#### [SET EXERCISE]
Identify and pull out each line of the entries in which "color" occurs.

#### [INPUT RECORDS]

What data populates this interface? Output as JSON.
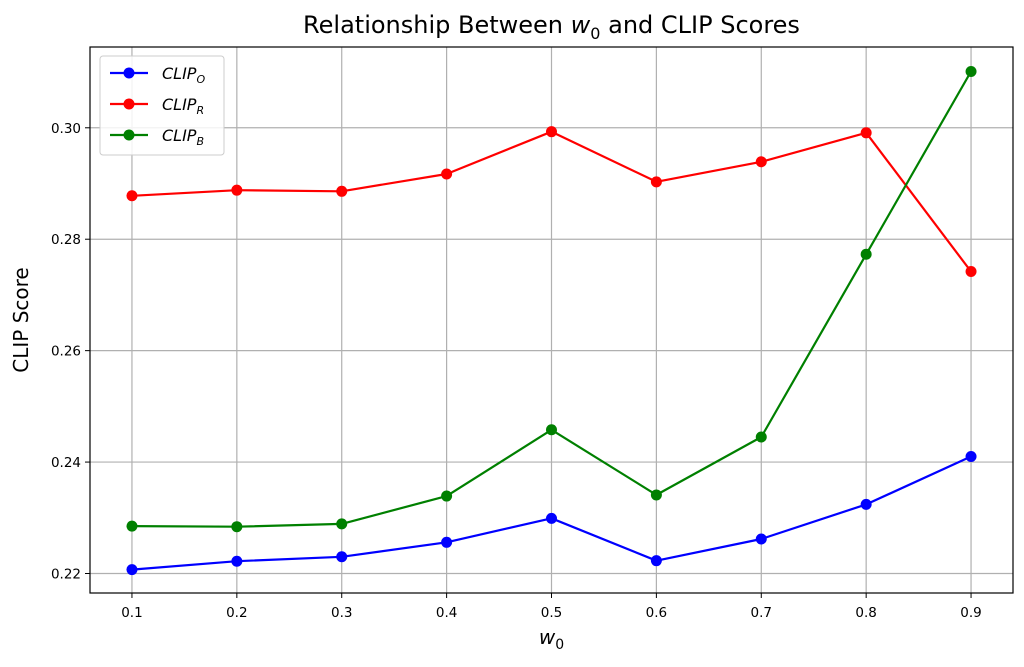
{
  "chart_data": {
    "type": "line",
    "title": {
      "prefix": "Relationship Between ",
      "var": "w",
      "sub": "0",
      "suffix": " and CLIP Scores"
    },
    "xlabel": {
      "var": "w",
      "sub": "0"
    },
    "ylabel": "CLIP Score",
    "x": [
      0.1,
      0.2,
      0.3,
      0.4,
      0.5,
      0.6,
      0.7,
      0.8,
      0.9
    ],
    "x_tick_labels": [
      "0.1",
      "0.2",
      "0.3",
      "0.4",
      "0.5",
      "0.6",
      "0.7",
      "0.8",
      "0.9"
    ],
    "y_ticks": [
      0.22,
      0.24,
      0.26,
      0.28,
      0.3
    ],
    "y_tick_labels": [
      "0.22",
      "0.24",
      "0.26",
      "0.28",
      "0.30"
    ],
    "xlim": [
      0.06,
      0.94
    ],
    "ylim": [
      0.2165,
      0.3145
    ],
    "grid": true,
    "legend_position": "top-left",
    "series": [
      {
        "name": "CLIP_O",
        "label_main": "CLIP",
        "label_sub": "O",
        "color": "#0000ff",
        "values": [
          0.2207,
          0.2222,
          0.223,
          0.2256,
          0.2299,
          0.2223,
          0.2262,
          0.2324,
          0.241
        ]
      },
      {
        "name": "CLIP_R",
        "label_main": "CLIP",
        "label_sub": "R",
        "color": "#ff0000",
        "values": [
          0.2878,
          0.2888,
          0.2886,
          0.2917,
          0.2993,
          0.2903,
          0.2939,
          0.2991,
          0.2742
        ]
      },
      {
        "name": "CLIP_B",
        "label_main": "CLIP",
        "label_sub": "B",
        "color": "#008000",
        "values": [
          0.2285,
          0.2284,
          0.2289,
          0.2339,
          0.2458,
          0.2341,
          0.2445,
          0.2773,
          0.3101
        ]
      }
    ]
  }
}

#### [RESULT]
        "color": "#0000ff",
        "color": "#ff0000",
        "color": "#008000",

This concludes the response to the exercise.